*** Entries ***

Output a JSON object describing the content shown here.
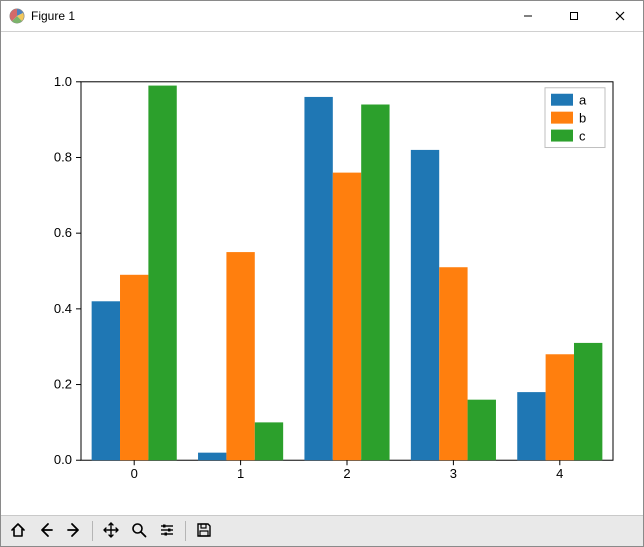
{
  "window": {
    "title": "Figure 1"
  },
  "legend": {
    "entries": [
      "a",
      "b",
      "c"
    ]
  },
  "chart_data": {
    "type": "bar",
    "categories": [
      "0",
      "1",
      "2",
      "3",
      "4"
    ],
    "series": [
      {
        "name": "a",
        "color": "#1f77b4",
        "values": [
          0.42,
          0.02,
          0.96,
          0.82,
          0.18
        ]
      },
      {
        "name": "b",
        "color": "#ff7f0e",
        "values": [
          0.49,
          0.55,
          0.76,
          0.51,
          0.28
        ]
      },
      {
        "name": "c",
        "color": "#2ca02c",
        "values": [
          0.99,
          0.1,
          0.94,
          0.16,
          0.31
        ]
      }
    ],
    "xlabel": "",
    "ylabel": "",
    "ylim": [
      0.0,
      1.0
    ],
    "yticks": [
      0.0,
      0.2,
      0.4,
      0.6,
      0.8,
      1.0
    ],
    "xticks": [
      "0",
      "1",
      "2",
      "3",
      "4"
    ]
  },
  "toolbar": {
    "home": "Home",
    "back": "Back",
    "forward": "Forward",
    "pan": "Pan",
    "zoom": "Zoom",
    "configure": "Configure subplots",
    "save": "Save"
  }
}
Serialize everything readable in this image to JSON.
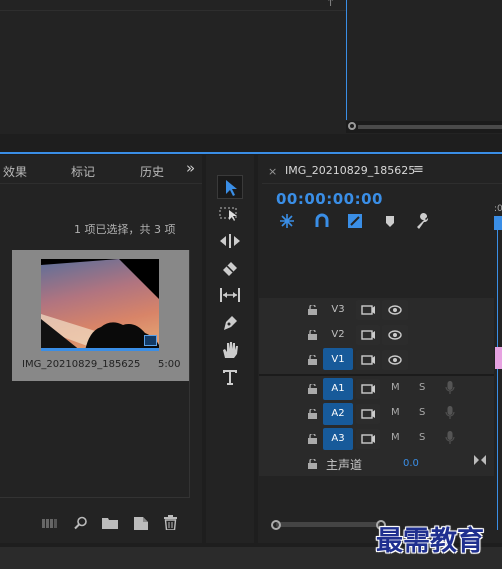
{
  "top_monitor": {
    "scroll_marker": "↑"
  },
  "project": {
    "tabs": [
      "效果",
      "标记",
      "历史"
    ],
    "overflow": "»",
    "selection_status": "1 项已选择，共 3 项",
    "clip": {
      "name": "IMG_20210829_185625",
      "duration": "5:00"
    },
    "bottom_icons": [
      "list-view-icon",
      "search-icon",
      "folder-icon",
      "new-item-icon",
      "trash-icon"
    ]
  },
  "tools": [
    "selection-tool",
    "track-select-tool",
    "ripple-edit-tool",
    "razor-tool",
    "slip-tool",
    "pen-tool",
    "hand-tool",
    "type-tool"
  ],
  "timeline": {
    "close": "×",
    "title": "IMG_20210829_185625",
    "menu": "≡",
    "timecode": "00:00:00:00",
    "ruler_mark": ":0",
    "video_tracks": [
      {
        "name": "V3",
        "active": false
      },
      {
        "name": "V2",
        "active": false
      },
      {
        "name": "V1",
        "active": true
      }
    ],
    "audio_tracks": [
      {
        "name": "A1",
        "m": "M",
        "s": "S"
      },
      {
        "name": "A2",
        "m": "M",
        "s": "S"
      },
      {
        "name": "A3",
        "m": "M",
        "s": "S"
      }
    ],
    "master": {
      "label": "主声道",
      "value": "0.0"
    }
  },
  "watermark": "最需教育",
  "colors": {
    "accent": "#3a8ee6",
    "track_active": "#175a9a",
    "panel": "#232323",
    "watermark": "#1f2f8f"
  }
}
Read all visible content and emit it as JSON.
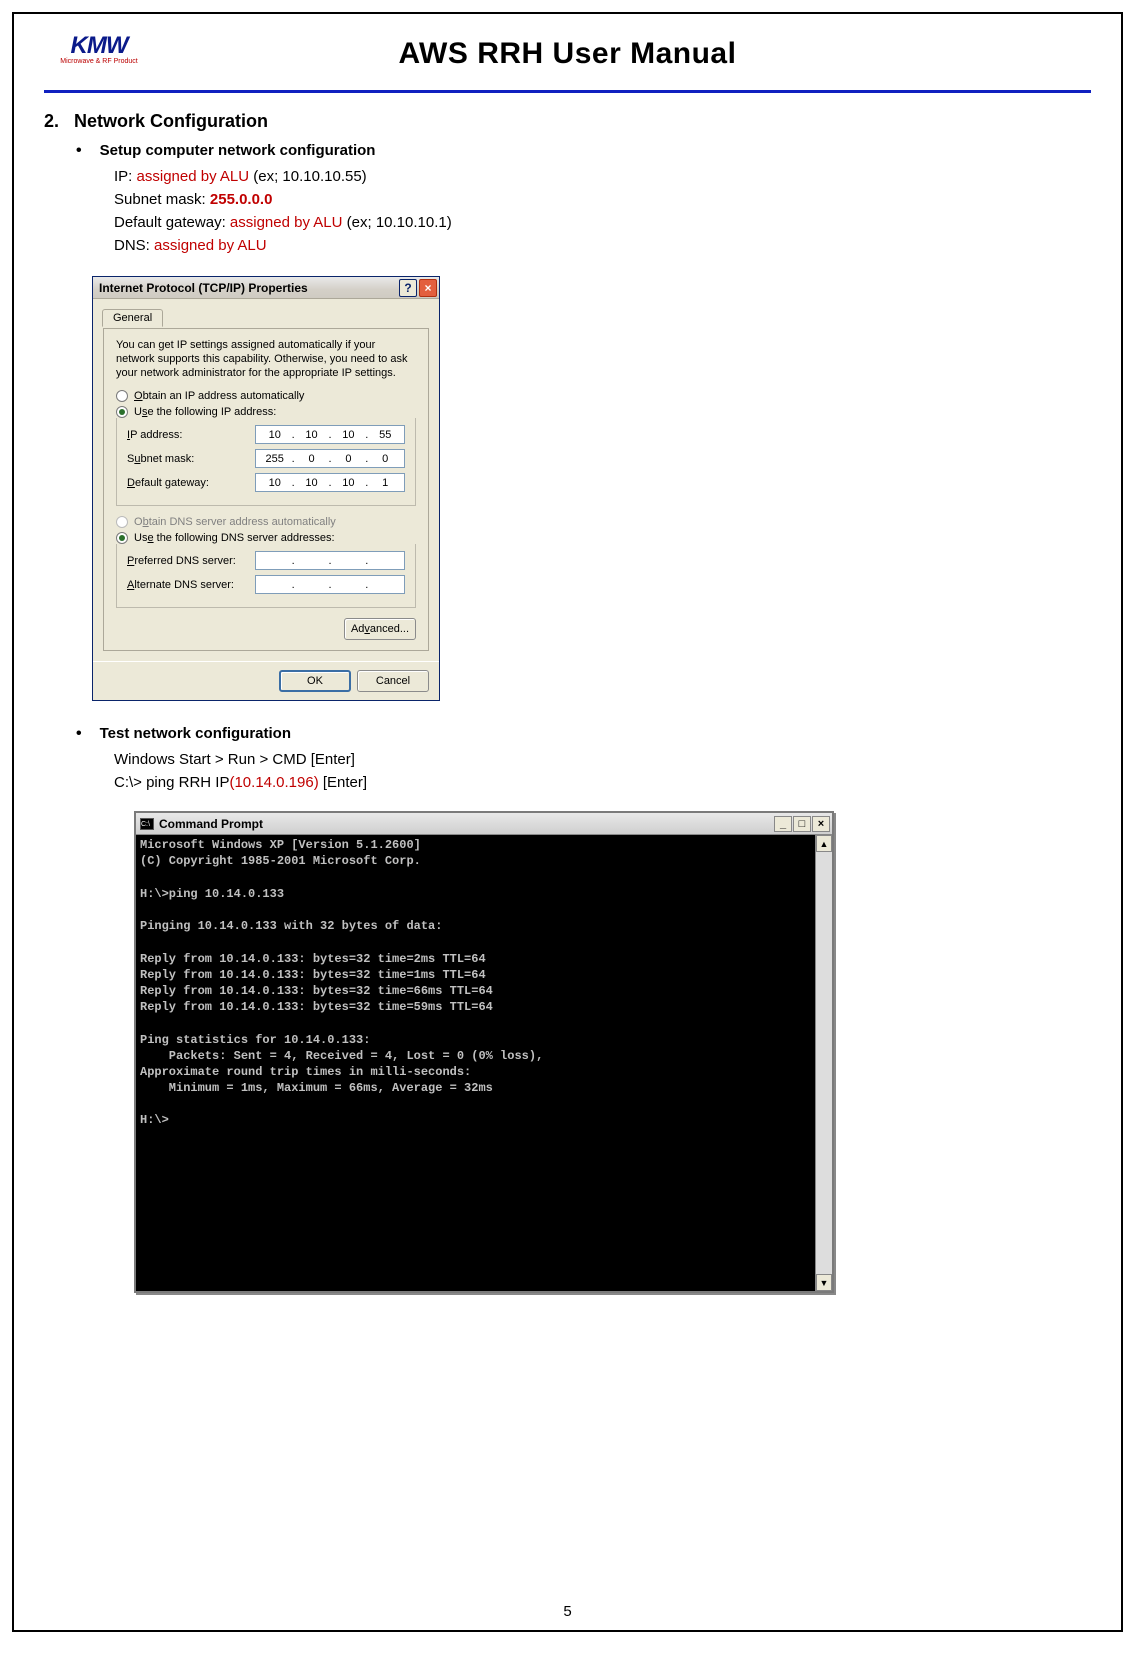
{
  "header": {
    "logo_text": "KMW",
    "logo_sub": "Microwave & RF Product",
    "doc_title": "AWS RRH User Manual"
  },
  "section": {
    "number": "2.",
    "title": "Network Configuration"
  },
  "bullet_setup": "Setup computer network configuration",
  "net_lines": {
    "ip_label": "IP: ",
    "ip_red": "assigned by ALU",
    "ip_ex": " (ex; 10.10.10.55)",
    "subnet_label": "Subnet mask: ",
    "subnet_red": "255.0.0.0",
    "gw_label": "Default gateway: ",
    "gw_red": "assigned by ALU",
    "gw_ex": " (ex; 10.10.10.1)",
    "dns_label": "DNS: ",
    "dns_red": "assigned by ALU"
  },
  "tcpip": {
    "title": "Internet Protocol (TCP/IP) Properties",
    "help_char": "?",
    "close_char": "×",
    "tab_general": "General",
    "explain": "You can get IP settings assigned automatically if your network supports this capability. Otherwise, you need to ask your network administrator for the appropriate IP settings.",
    "opt_auto_ip_pre": "O",
    "opt_auto_ip_rest": "btain an IP address automatically",
    "opt_use_ip_pre": "U",
    "opt_use_ip_mid": "s",
    "opt_use_ip_rest": "e the following IP address:",
    "lbl_ip_pre": "I",
    "lbl_ip_rest": "P address:",
    "lbl_subnet_pre": "S",
    "lbl_subnet_u": "u",
    "lbl_subnet_rest": "bnet mask:",
    "lbl_gw_pre": "D",
    "lbl_gw_rest": "efault gateway:",
    "ip": [
      "10",
      "10",
      "10",
      "55"
    ],
    "mask": [
      "255",
      "0",
      "0",
      "0"
    ],
    "gw": [
      "10",
      "10",
      "10",
      "1"
    ],
    "opt_auto_dns_pre": "O",
    "opt_auto_dns_u": "b",
    "opt_auto_dns_rest": "tain DNS server address automatically",
    "opt_use_dns_pre": "Us",
    "opt_use_dns_u": "e",
    "opt_use_dns_rest": " the following DNS server addresses:",
    "lbl_pref_dns_pre": "P",
    "lbl_pref_dns_rest": "referred DNS server:",
    "lbl_alt_dns_pre": "A",
    "lbl_alt_dns_rest": "lternate DNS server:",
    "dns1": [
      "",
      "",
      "",
      ""
    ],
    "dns2": [
      "",
      "",
      "",
      ""
    ],
    "btn_adv_pre": "Ad",
    "btn_adv_u": "v",
    "btn_adv_rest": "anced...",
    "btn_ok": "OK",
    "btn_cancel": "Cancel"
  },
  "bullet_test": "Test network configuration",
  "test_lines": {
    "line1": "Windows Start > Run > CMD [Enter]",
    "line2a": "C:\\> ping RRH IP",
    "line2b": "(10.14.0.196)",
    "line2c": " [Enter]"
  },
  "cmd": {
    "title": "Command Prompt",
    "min": "_",
    "max": "□",
    "close": "×",
    "up": "▲",
    "down": "▼",
    "text": "Microsoft Windows XP [Version 5.1.2600]\n(C) Copyright 1985-2001 Microsoft Corp.\n\nH:\\>ping 10.14.0.133\n\nPinging 10.14.0.133 with 32 bytes of data:\n\nReply from 10.14.0.133: bytes=32 time=2ms TTL=64\nReply from 10.14.0.133: bytes=32 time=1ms TTL=64\nReply from 10.14.0.133: bytes=32 time=66ms TTL=64\nReply from 10.14.0.133: bytes=32 time=59ms TTL=64\n\nPing statistics for 10.14.0.133:\n    Packets: Sent = 4, Received = 4, Lost = 0 (0% loss),\nApproximate round trip times in milli-seconds:\n    Minimum = 1ms, Maximum = 66ms, Average = 32ms\n\nH:\\>"
  },
  "page_number": "5"
}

***

**Problem description**
Each line in the records above should be reproduced exactly; images are not copied.

**Full output**
Output a JSON object describing the content shown here.
{
  "window": {
    "title": "Figure 1"
  },
  "legend": {
    "entries": [
      "a",
      "b",
      "c"
    ]
  },
  "chart_data": {
    "type": "bar",
    "categories": [
      "0",
      "1",
      "2",
      "3",
      "4"
    ],
    "series": [
      {
        "name": "a",
        "color": "#1f77b4",
        "values": [
          0.42,
          0.02,
          0.96,
          0.82,
          0.18
        ]
      },
      {
        "name": "b",
        "color": "#ff7f0e",
        "values": [
          0.49,
          0.55,
          0.76,
          0.51,
          0.28
        ]
      },
      {
        "name": "c",
        "color": "#2ca02c",
        "values": [
          0.99,
          0.1,
          0.94,
          0.16,
          0.31
        ]
      }
    ],
    "xlabel": "",
    "ylabel": "",
    "ylim": [
      0.0,
      1.0
    ],
    "yticks": [
      0.0,
      0.2,
      0.4,
      0.6,
      0.8,
      1.0
    ],
    "xticks": [
      "0",
      "1",
      "2",
      "3",
      "4"
    ]
  },
  "toolbar": {
    "home": "Home",
    "back": "Back",
    "forward": "Forward",
    "pan": "Pan",
    "zoom": "Zoom",
    "configure": "Configure subplots",
    "save": "Save"
  }
}
Serialize everything readable in this image to JSON.
{
  "top_monitor": {
    "scroll_marker": "↑"
  },
  "project": {
    "tabs": [
      "效果",
      "标记",
      "历史"
    ],
    "overflow": "»",
    "selection_status": "1 项已选择，共 3 项",
    "clip": {
      "name": "IMG_20210829_185625",
      "duration": "5:00"
    },
    "bottom_icons": [
      "list-view-icon",
      "search-icon",
      "folder-icon",
      "new-item-icon",
      "trash-icon"
    ]
  },
  "tools": [
    "selection-tool",
    "track-select-tool",
    "ripple-edit-tool",
    "razor-tool",
    "slip-tool",
    "pen-tool",
    "hand-tool",
    "type-tool"
  ],
  "timeline": {
    "close": "×",
    "title": "IMG_20210829_185625",
    "menu": "≡",
    "timecode": "00:00:00:00",
    "ruler_mark": ":0",
    "video_tracks": [
      {
        "name": "V3",
        "active": false
      },
      {
        "name": "V2",
        "active": false
      },
      {
        "name": "V1",
        "active": true
      }
    ],
    "audio_tracks": [
      {
        "name": "A1",
        "m": "M",
        "s": "S"
      },
      {
        "name": "A2",
        "m": "M",
        "s": "S"
      },
      {
        "name": "A3",
        "m": "M",
        "s": "S"
      }
    ],
    "master": {
      "label": "主声道",
      "value": "0.0"
    }
  },
  "watermark": "最需教育",
  "colors": {
    "accent": "#3a8ee6",
    "track_active": "#175a9a",
    "panel": "#232323",
    "watermark": "#1f2f8f"
  }
}
Read all visible content and emit it as JSON.
{
  "header": {
    "logo_text": "KMW",
    "logo_sub": "Microwave & RF Product",
    "doc_title": "AWS RRH User Manual"
  },
  "section": {
    "number": "2.",
    "title": "Network Configuration"
  },
  "bullet_setup": "Setup computer network configuration",
  "net_lines": {
    "ip_label": "IP: ",
    "ip_red": "assigned by ALU",
    "ip_ex": " (ex; 10.10.10.55)",
    "subnet_label": "Subnet mask: ",
    "subnet_red": "255.0.0.0",
    "gw_label": "Default gateway: ",
    "gw_red": "assigned by ALU",
    "gw_ex": " (ex; 10.10.10.1)",
    "dns_label": "DNS: ",
    "dns_red": "assigned by ALU"
  },
  "tcpip": {
    "title": "Internet Protocol (TCP/IP) Properties",
    "help_char": "?",
    "close_char": "×",
    "tab_general": "General",
    "explain": "You can get IP settings assigned automatically if your network supports this capability. Otherwise, you need to ask your network administrator for the appropriate IP settings.",
    "opt_auto_ip_pre": "O",
    "opt_auto_ip_rest": "btain an IP address automatically",
    "opt_use_ip_pre": "U",
    "opt_use_ip_mid": "s",
    "opt_use_ip_rest": "e the following IP address:",
    "lbl_ip_pre": "I",
    "lbl_ip_rest": "P address:",
    "lbl_subnet_pre": "S",
    "lbl_subnet_u": "u",
    "lbl_subnet_rest": "bnet mask:",
    "lbl_gw_pre": "D",
    "lbl_gw_rest": "efault gateway:",
    "ip": [
      "10",
      "10",
      "10",
      "55"
    ],
    "mask": [
      "255",
      "0",
      "0",
      "0"
    ],
    "gw": [
      "10",
      "10",
      "10",
      "1"
    ],
    "opt_auto_dns_pre": "O",
    "opt_auto_dns_u": "b",
    "opt_auto_dns_rest": "tain DNS server address automatically",
    "opt_use_dns_pre": "Us",
    "opt_use_dns_u": "e",
    "opt_use_dns_rest": " the following DNS server addresses:",
    "lbl_pref_dns_pre": "P",
    "lbl_pref_dns_rest": "referred DNS server:",
    "lbl_alt_dns_pre": "A",
    "lbl_alt_dns_rest": "lternate DNS server:",
    "dns1": [
      "",
      "",
      "",
      ""
    ],
    "dns2": [
      "",
      "",
      "",
      ""
    ],
    "btn_adv_pre": "Ad",
    "btn_adv_u": "v",
    "btn_adv_rest": "anced...",
    "btn_ok": "OK",
    "btn_cancel": "Cancel"
  },
  "bullet_test": "Test network configuration",
  "test_lines": {
    "line1": "Windows Start > Run > CMD [Enter]",
    "line2a": "C:\\> ping RRH IP",
    "line2b": "(10.14.0.196)",
    "line2c": " [Enter]"
  },
  "cmd": {
    "title": "Command Prompt",
    "min": "_",
    "max": "□",
    "close": "×",
    "up": "▲",
    "down": "▼",
    "text": "Microsoft Windows XP [Version 5.1.2600]\n(C) Copyright 1985-2001 Microsoft Corp.\n\nH:\\>ping 10.14.0.133\n\nPinging 10.14.0.133 with 32 bytes of data:\n\nReply from 10.14.0.133: bytes=32 time=2ms TTL=64\nReply from 10.14.0.133: bytes=32 time=1ms TTL=64\nReply from 10.14.0.133: bytes=32 time=66ms TTL=64\nReply from 10.14.0.133: bytes=32 time=59ms TTL=64\n\nPing statistics for 10.14.0.133:\n    Packets: Sent = 4, Received = 4, Lost = 0 (0% loss),\nApproximate round trip times in milli-seconds:\n    Minimum = 1ms, Maximum = 66ms, Average = 32ms\n\nH:\\>"
  },
  "page_number": "5"
}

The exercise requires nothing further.